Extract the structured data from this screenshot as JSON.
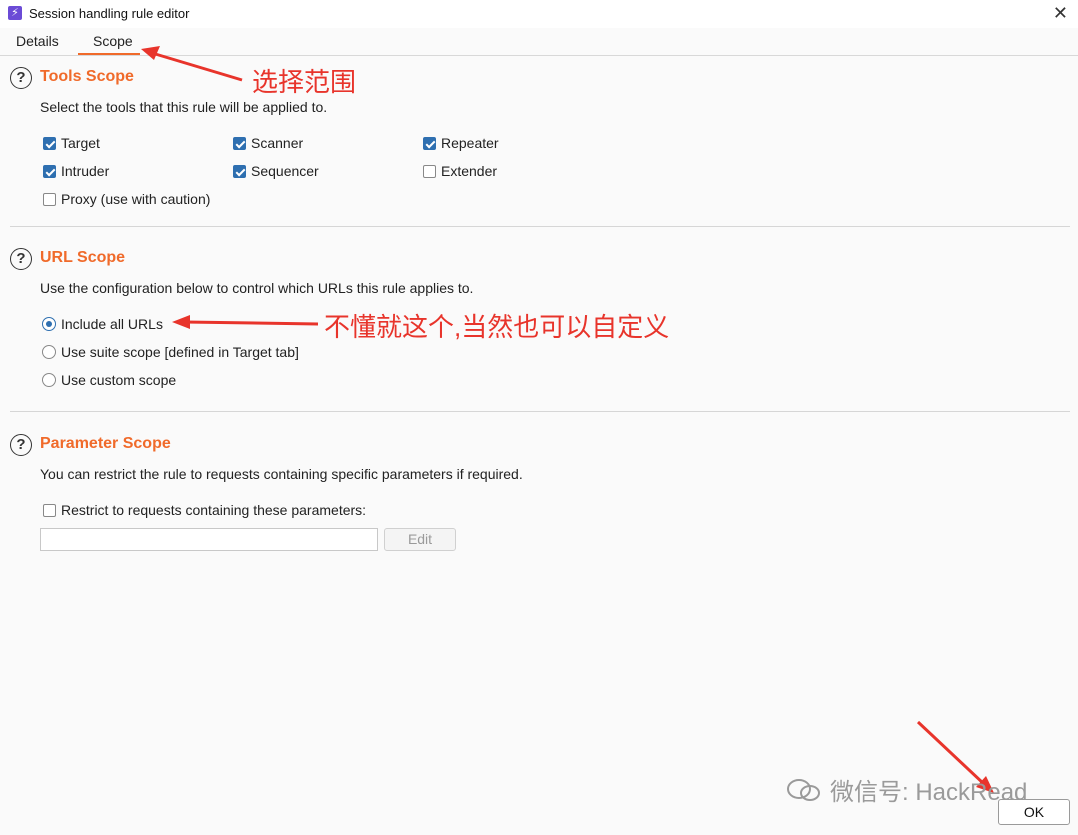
{
  "window": {
    "title": "Session handling rule editor",
    "close_glyph": "✕",
    "app_icon": "lightning-icon"
  },
  "tabs": [
    {
      "label": "Details"
    },
    {
      "label": "Scope"
    }
  ],
  "tools_scope": {
    "title": "Tools Scope",
    "description": "Select the tools that this rule will be applied to.",
    "options": [
      {
        "label": "Target",
        "checked": true
      },
      {
        "label": "Scanner",
        "checked": true
      },
      {
        "label": "Repeater",
        "checked": true
      },
      {
        "label": "Intruder",
        "checked": true
      },
      {
        "label": "Sequencer",
        "checked": true
      },
      {
        "label": "Extender",
        "checked": false
      },
      {
        "label": "Proxy (use with caution)",
        "checked": false
      }
    ]
  },
  "url_scope": {
    "title": "URL Scope",
    "description": "Use the configuration below to control which URLs this rule applies to.",
    "options": [
      {
        "label": "Include all URLs",
        "selected": true
      },
      {
        "label": "Use suite scope [defined in Target tab]",
        "selected": false
      },
      {
        "label": "Use custom scope",
        "selected": false
      }
    ]
  },
  "parameter_scope": {
    "title": "Parameter Scope",
    "description": "You can restrict the rule to requests containing specific parameters if required.",
    "restrict_label": "Restrict to requests containing these parameters:",
    "restrict_checked": false,
    "input_value": "",
    "edit_label": "Edit"
  },
  "help_glyph": "?",
  "footer": {
    "ok_label": "OK"
  },
  "annotations": {
    "scope_note": "选择范围",
    "url_note": "不懂就这个,当然也可以自定义",
    "color": "#e8342b"
  },
  "watermark": {
    "text": "微信号: HackRead"
  },
  "colors": {
    "accent": "#f06a2a",
    "checkbox": "#2e6fb0"
  }
}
++++++++++++++++++++
### Work to be completed
Make a verbatim copy of all the entries and strip out the pictures.

### Full solution
Extract the structured data from this screenshot as JSON.
{
  "window": {
    "title": "Session handling rule editor",
    "close_glyph": "✕",
    "app_icon": "lightning-icon"
  },
  "tabs": [
    {
      "label": "Details"
    },
    {
      "label": "Scope"
    }
  ],
  "tools_scope": {
    "title": "Tools Scope",
    "description": "Select the tools that this rule will be applied to.",
    "options": [
      {
        "label": "Target",
        "checked": true
      },
      {
        "label": "Scanner",
        "checked": true
      },
      {
        "label": "Repeater",
        "checked": true
      },
      {
        "label": "Intruder",
        "checked": true
      },
      {
        "label": "Sequencer",
        "checked": true
      },
      {
        "label": "Extender",
        "checked": false
      },
      {
        "label": "Proxy (use with caution)",
        "checked": false
      }
    ]
  },
  "url_scope": {
    "title": "URL Scope",
    "description": "Use the configuration below to control which URLs this rule applies to.",
    "options": [
      {
        "label": "Include all URLs",
        "selected": true
      },
      {
        "label": "Use suite scope [defined in Target tab]",
        "selected": false
      },
      {
        "label": "Use custom scope",
        "selected": false
      }
    ]
  },
  "parameter_scope": {
    "title": "Parameter Scope",
    "description": "You can restrict the rule to requests containing specific parameters if required.",
    "restrict_label": "Restrict to requests containing these parameters:",
    "restrict_checked": false,
    "input_value": "",
    "edit_label": "Edit"
  },
  "help_glyph": "?",
  "footer": {
    "ok_label": "OK"
  },
  "annotations": {
    "scope_note": "选择范围",
    "url_note": "不懂就这个,当然也可以自定义",
    "color": "#e8342b"
  },
  "watermark": {
    "text": "微信号: HackRead"
  },
  "colors": {
    "accent": "#f06a2a",
    "checkbox": "#2e6fb0"
  }
}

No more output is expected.